▶ _Work to do_: Reproduce the following data line for line, with no changes.

▶ _Information supplied_:

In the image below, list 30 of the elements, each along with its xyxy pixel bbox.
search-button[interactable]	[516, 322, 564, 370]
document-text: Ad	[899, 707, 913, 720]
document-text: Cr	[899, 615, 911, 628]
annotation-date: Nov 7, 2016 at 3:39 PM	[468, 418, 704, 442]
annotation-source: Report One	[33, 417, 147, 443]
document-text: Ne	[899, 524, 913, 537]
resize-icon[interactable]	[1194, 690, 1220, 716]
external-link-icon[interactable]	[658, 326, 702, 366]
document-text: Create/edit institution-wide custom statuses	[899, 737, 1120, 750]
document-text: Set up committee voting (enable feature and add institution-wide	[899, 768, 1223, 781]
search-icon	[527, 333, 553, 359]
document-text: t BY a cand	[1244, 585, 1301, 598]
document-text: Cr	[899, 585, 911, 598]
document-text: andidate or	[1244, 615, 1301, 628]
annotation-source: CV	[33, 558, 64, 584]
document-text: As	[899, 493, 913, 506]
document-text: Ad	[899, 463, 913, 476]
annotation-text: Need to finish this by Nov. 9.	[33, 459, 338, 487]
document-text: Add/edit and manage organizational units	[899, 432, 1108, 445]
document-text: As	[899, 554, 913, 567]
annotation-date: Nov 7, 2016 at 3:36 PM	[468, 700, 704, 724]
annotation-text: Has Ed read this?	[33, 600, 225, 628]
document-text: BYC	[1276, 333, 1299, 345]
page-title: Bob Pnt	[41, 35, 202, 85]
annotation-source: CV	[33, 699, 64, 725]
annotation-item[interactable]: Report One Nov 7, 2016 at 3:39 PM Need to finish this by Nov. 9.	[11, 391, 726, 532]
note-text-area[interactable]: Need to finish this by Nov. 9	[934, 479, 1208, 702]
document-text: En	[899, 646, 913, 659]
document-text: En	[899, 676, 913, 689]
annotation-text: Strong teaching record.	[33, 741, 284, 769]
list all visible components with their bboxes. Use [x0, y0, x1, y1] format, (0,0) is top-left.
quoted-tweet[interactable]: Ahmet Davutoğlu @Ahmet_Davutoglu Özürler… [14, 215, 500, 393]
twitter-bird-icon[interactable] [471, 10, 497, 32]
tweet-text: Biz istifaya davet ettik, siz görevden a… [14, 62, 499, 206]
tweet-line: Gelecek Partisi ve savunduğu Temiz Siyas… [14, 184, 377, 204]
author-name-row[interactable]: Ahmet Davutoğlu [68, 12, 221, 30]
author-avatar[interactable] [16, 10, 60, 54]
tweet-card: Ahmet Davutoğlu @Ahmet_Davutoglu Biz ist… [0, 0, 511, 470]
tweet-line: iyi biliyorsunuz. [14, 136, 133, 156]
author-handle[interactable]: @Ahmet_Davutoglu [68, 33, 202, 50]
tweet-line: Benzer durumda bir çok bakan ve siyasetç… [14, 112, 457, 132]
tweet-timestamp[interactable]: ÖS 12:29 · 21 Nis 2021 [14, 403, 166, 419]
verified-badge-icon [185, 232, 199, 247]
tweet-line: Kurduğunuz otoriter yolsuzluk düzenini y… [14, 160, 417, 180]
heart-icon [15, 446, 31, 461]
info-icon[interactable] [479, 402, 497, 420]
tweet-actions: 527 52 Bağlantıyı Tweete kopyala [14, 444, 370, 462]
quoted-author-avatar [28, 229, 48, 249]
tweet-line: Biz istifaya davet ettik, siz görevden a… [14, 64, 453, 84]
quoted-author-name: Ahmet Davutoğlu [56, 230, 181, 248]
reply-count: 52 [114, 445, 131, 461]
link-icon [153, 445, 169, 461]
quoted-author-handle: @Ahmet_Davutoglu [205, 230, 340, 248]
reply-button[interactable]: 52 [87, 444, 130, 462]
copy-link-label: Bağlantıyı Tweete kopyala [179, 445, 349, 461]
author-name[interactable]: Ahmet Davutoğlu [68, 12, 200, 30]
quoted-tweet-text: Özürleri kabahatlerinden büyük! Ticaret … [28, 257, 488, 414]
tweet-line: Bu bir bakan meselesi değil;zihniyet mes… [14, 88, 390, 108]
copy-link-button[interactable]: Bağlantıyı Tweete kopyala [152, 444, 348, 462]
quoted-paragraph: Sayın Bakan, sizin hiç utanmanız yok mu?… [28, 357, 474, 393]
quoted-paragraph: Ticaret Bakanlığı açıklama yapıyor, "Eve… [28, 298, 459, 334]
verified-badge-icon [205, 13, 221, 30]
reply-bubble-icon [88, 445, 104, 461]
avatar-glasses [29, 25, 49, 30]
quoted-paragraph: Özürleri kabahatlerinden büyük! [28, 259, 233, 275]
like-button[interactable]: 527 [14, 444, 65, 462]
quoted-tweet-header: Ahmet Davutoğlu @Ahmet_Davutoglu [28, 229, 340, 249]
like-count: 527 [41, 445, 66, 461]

▶ _Final result_:
In the image below, list 30 of the elements, each along with its xyxy pixel bbox.
search-button[interactable]	[516, 322, 564, 370]
document-text: Ad	[899, 707, 913, 720]
document-text: Cr	[899, 615, 911, 628]
annotation-date: Nov 7, 2016 at 3:39 PM	[468, 418, 704, 442]
annotation-source: Report One	[33, 417, 147, 443]
document-text: Ne	[899, 524, 913, 537]
resize-icon[interactable]	[1194, 690, 1220, 716]
external-link-icon[interactable]	[658, 326, 702, 366]
document-text: Create/edit institution-wide custom statuses	[899, 737, 1120, 750]
document-text: Set up committee voting (enable feature and add institution-wide	[899, 768, 1223, 781]
search-icon	[527, 333, 553, 359]
document-text: t BY a cand	[1244, 585, 1301, 598]
document-text: Cr	[899, 585, 911, 598]
document-text: andidate or	[1244, 615, 1301, 628]
annotation-source: CV	[33, 558, 64, 584]
document-text: As	[899, 493, 913, 506]
document-text: Ad	[899, 463, 913, 476]
annotation-text: Need to finish this by Nov. 9.	[33, 459, 338, 487]
document-text: Add/edit and manage organizational units	[899, 432, 1108, 445]
document-text: As	[899, 554, 913, 567]
annotation-date: Nov 7, 2016 at 3:36 PM	[468, 700, 704, 724]
annotation-text: Has Ed read this?	[33, 600, 225, 628]
document-text: BYC	[1276, 333, 1299, 345]
page-title: Bob Pnt	[41, 35, 202, 85]
annotation-source: CV	[33, 699, 64, 725]
annotation-item[interactable]: Report One Nov 7, 2016 at 3:39 PM Need to finish this by Nov. 9.	[11, 391, 726, 532]
note-text-area[interactable]: Need to finish this by Nov. 9	[934, 479, 1208, 702]
document-text: En	[899, 646, 913, 659]
document-text: En	[899, 676, 913, 689]
annotation-text: Strong teaching record.	[33, 741, 284, 769]
list all visible components with their bboxes. Use [x0, y0, x1, y1] format, (0,0) is top-left.
quoted-tweet[interactable]: Ahmet Davutoğlu @Ahmet_Davutoglu Özürler… [14, 215, 500, 393]
twitter-bird-icon[interactable] [471, 10, 497, 32]
tweet-text: Biz istifaya davet ettik, siz görevden a… [14, 62, 499, 206]
tweet-line: Gelecek Partisi ve savunduğu Temiz Siyas… [14, 184, 377, 204]
author-name-row[interactable]: Ahmet Davutoğlu [68, 12, 221, 30]
author-avatar[interactable] [16, 10, 60, 54]
tweet-card: Ahmet Davutoğlu @Ahmet_Davutoglu Biz ist… [0, 0, 511, 470]
tweet-line: iyi biliyorsunuz. [14, 136, 133, 156]
author-handle[interactable]: @Ahmet_Davutoglu [68, 33, 202, 50]
tweet-line: Benzer durumda bir çok bakan ve siyasetç… [14, 112, 457, 132]
tweet-timestamp[interactable]: ÖS 12:29 · 21 Nis 2021 [14, 403, 166, 419]
verified-badge-icon [185, 232, 199, 247]
tweet-line: Kurduğunuz otoriter yolsuzluk düzenini y… [14, 160, 417, 180]
heart-icon [15, 446, 31, 461]
info-icon[interactable] [479, 402, 497, 420]
tweet-actions: 527 52 Bağlantıyı Tweete kopyala [14, 444, 370, 462]
quoted-author-avatar [28, 229, 48, 249]
tweet-line: Biz istifaya davet ettik, siz görevden a… [14, 64, 453, 84]
quoted-author-name: Ahmet Davutoğlu [56, 230, 181, 248]
reply-count: 52 [114, 445, 131, 461]
link-icon [153, 445, 169, 461]
quoted-author-handle: @Ahmet_Davutoglu [205, 230, 340, 248]
reply-button[interactable]: 52 [87, 444, 130, 462]
copy-link-label: Bağlantıyı Tweete kopyala [179, 445, 349, 461]
author-name[interactable]: Ahmet Davutoğlu [68, 12, 200, 30]
quoted-tweet-text: Özürleri kabahatlerinden büyük! Ticaret … [28, 257, 488, 414]
tweet-line: Bu bir bakan meselesi değil;zihniyet mes… [14, 88, 390, 108]
copy-link-button[interactable]: Bağlantıyı Tweete kopyala [152, 444, 348, 462]
quoted-paragraph: Sayın Bakan, sizin hiç utanmanız yok mu?… [28, 357, 474, 393]
quoted-paragraph: Ticaret Bakanlığı açıklama yapıyor, "Eve… [28, 298, 459, 334]
verified-badge-icon [205, 13, 221, 30]
reply-bubble-icon [88, 445, 104, 461]
avatar-glasses [29, 25, 49, 30]
quoted-paragraph: Özürleri kabahatlerinden büyük! [28, 259, 233, 275]
like-button[interactable]: 527 [14, 444, 65, 462]
quoted-tweet-header: Ahmet Davutoğlu @Ahmet_Davutoglu [28, 229, 340, 249]
like-count: 527 [41, 445, 66, 461]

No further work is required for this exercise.